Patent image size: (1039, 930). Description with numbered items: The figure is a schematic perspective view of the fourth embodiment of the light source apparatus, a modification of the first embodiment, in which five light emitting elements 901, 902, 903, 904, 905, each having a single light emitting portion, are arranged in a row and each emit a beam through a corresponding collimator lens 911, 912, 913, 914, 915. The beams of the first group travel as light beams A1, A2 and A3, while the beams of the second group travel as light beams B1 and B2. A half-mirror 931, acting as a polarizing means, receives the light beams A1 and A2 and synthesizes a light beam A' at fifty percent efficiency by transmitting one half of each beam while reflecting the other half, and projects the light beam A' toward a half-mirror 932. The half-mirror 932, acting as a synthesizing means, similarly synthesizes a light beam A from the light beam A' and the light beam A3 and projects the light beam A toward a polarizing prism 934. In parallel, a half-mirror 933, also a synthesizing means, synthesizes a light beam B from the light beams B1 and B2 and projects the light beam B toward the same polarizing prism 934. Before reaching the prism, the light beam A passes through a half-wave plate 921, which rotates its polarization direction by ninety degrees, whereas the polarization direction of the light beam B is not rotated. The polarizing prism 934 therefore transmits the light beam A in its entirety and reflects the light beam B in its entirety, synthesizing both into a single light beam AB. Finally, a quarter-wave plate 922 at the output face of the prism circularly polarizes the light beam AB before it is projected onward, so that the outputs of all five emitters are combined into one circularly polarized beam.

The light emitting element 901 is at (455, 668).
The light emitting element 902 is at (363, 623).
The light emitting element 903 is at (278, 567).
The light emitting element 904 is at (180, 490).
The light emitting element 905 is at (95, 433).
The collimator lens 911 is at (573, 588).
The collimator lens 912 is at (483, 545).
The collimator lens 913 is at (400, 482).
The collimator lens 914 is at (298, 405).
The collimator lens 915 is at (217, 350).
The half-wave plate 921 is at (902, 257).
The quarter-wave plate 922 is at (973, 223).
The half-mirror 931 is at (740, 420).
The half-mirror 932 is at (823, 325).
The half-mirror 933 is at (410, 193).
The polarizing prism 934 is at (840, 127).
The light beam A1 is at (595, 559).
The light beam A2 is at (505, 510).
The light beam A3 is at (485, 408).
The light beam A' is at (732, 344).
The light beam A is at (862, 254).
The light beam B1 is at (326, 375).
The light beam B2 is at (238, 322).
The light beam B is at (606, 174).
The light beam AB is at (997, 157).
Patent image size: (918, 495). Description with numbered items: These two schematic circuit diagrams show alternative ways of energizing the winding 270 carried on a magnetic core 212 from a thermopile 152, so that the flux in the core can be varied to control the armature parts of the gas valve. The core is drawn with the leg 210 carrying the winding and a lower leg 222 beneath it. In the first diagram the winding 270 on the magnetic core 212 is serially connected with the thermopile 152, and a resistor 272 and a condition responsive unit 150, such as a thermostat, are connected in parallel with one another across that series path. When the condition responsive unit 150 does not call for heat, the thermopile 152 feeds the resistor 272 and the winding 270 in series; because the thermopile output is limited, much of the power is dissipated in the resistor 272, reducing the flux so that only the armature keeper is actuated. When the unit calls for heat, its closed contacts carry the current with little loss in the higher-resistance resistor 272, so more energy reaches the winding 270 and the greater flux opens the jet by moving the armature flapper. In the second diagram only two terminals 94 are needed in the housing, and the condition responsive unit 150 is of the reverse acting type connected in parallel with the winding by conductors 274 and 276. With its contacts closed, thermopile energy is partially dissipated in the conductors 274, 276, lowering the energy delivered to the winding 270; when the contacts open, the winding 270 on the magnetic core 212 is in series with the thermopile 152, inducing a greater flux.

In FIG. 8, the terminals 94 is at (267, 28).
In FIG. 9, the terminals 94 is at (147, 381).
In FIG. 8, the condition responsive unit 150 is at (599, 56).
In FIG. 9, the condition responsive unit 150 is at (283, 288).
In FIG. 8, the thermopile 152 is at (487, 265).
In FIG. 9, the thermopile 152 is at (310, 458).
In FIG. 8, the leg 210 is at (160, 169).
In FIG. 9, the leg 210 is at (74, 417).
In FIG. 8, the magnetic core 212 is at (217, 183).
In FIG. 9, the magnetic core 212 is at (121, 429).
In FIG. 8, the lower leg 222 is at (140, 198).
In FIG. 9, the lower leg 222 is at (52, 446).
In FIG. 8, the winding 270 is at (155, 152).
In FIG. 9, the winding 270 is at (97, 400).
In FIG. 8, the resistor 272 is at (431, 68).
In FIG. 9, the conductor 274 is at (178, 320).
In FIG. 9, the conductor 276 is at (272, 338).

···

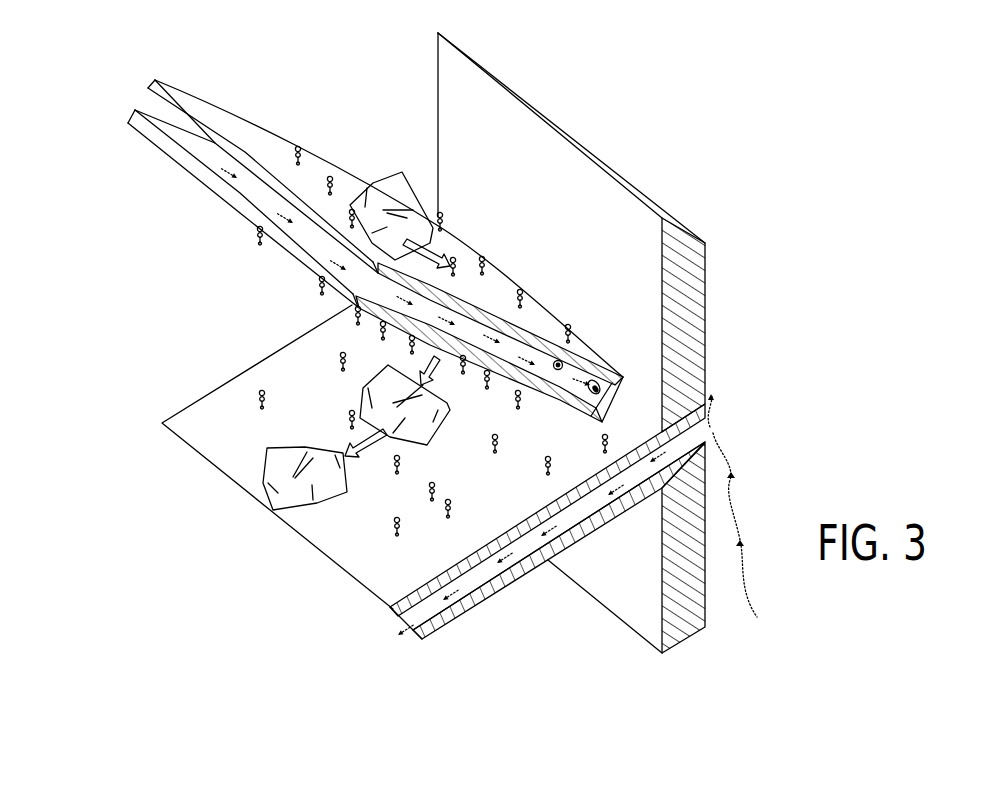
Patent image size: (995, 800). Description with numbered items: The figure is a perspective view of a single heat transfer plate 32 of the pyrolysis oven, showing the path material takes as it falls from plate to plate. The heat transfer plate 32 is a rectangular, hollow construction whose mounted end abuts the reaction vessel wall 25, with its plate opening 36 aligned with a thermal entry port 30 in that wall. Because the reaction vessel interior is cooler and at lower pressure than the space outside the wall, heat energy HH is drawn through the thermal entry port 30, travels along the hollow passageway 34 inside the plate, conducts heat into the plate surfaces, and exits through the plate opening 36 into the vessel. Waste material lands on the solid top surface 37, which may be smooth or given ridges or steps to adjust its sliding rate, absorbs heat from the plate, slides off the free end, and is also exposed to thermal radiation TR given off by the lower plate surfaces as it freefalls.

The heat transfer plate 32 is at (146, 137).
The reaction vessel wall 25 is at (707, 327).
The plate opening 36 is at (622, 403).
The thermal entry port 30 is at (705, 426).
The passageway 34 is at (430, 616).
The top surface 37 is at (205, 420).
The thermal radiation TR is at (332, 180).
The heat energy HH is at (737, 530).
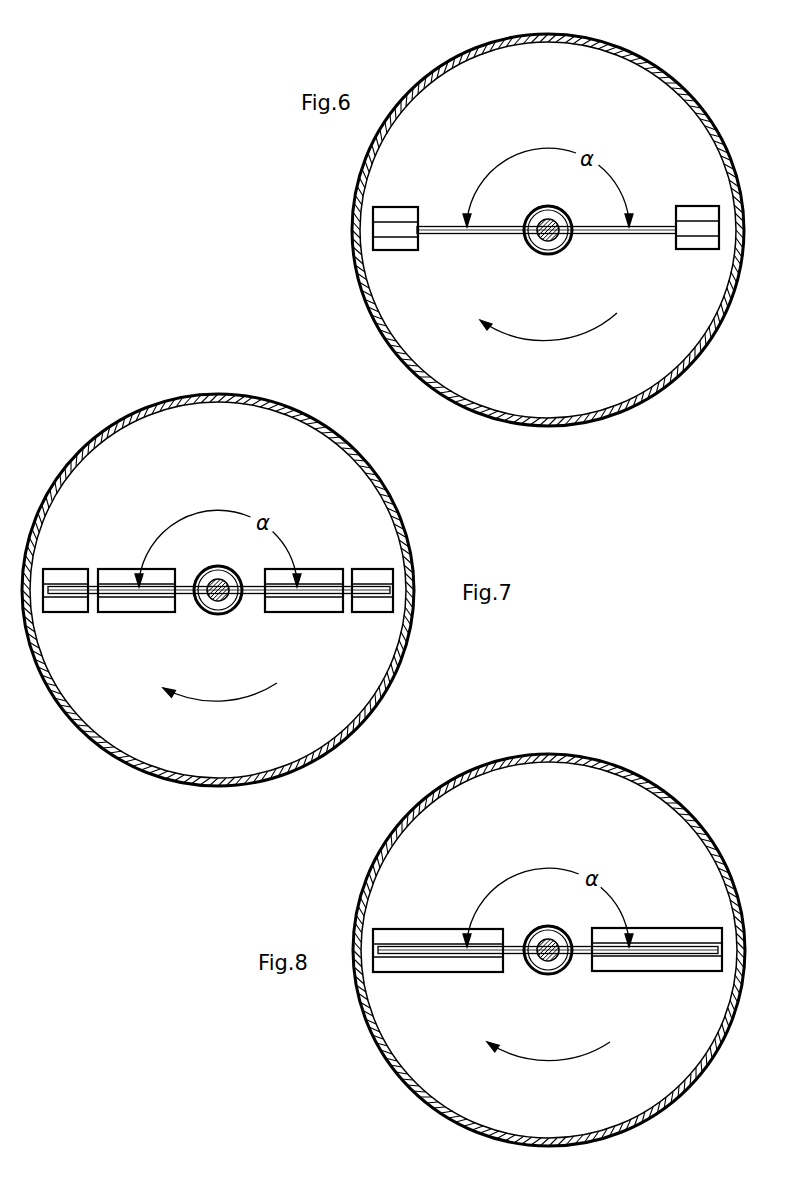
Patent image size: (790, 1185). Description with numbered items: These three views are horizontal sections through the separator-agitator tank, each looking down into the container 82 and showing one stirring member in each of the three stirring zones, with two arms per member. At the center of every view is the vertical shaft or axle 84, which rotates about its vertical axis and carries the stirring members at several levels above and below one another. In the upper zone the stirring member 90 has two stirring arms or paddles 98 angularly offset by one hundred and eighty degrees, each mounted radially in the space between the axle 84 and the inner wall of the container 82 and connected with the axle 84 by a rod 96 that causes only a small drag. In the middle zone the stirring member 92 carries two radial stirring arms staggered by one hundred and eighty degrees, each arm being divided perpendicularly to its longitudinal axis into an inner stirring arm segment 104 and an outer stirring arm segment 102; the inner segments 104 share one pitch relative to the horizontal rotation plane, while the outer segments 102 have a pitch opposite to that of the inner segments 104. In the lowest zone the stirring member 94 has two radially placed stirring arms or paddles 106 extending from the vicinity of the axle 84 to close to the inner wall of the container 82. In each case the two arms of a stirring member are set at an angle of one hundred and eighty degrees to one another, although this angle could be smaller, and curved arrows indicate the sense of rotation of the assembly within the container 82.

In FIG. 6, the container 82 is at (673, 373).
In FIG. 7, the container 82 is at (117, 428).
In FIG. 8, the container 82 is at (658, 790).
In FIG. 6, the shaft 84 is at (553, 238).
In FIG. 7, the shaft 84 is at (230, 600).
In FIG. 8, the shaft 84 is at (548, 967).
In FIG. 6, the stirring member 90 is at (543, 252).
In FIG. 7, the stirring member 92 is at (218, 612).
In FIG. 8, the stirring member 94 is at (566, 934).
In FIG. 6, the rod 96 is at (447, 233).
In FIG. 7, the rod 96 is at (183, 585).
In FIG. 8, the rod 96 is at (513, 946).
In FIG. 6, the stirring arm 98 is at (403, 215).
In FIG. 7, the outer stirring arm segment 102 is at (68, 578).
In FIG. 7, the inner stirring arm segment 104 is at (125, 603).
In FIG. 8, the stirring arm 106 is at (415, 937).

···

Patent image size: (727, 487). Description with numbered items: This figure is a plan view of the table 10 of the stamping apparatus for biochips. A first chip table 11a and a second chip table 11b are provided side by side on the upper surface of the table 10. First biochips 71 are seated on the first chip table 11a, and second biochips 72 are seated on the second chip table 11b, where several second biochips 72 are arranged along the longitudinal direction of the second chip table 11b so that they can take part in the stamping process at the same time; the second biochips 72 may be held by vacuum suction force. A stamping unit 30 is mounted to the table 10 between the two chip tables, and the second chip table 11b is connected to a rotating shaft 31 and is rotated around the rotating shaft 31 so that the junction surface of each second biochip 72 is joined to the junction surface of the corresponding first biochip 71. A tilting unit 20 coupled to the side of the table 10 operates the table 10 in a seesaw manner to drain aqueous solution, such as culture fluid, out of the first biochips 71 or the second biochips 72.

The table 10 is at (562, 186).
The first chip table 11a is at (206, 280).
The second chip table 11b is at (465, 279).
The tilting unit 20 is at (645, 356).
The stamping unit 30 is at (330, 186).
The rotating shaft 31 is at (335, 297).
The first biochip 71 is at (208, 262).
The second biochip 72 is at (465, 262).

···

## What is asked
Transcribe the data above from the line containing "Patent image size: (995, 800)." through the line containing "The heat energy HH is at (737, 530).", including both of those lines and reproducing every line unchanged.

## Response
Patent image size: (995, 800). Description with numbered items: The figure is a perspective view of a single heat transfer plate 32 of the pyrolysis oven, showing the path material takes as it falls from plate to plate. The heat transfer plate 32 is a rectangular, hollow construction whose mounted end abuts the reaction vessel wall 25, with its plate opening 36 aligned with a thermal entry port 30 in that wall. Because the reaction vessel interior is cooler and at lower pressure than the space outside the wall, heat energy HH is drawn through the thermal entry port 30, travels along the hollow passageway 34 inside the plate, conducts heat into the plate surfaces, and exits through the plate opening 36 into the vessel. Waste material lands on the solid top surface 37, which may be smooth or given ridges or steps to adjust its sliding rate, absorbs heat from the plate, slides off the free end, and is also exposed to thermal radiation TR given off by the lower plate surfaces as it freefalls.

The heat transfer plate 32 is at (146, 137).
The reaction vessel wall 25 is at (707, 327).
The plate opening 36 is at (622, 403).
The thermal entry port 30 is at (705, 426).
The passageway 34 is at (430, 616).
The top surface 37 is at (205, 420).
The thermal radiation TR is at (332, 180).
The heat energy HH is at (737, 530).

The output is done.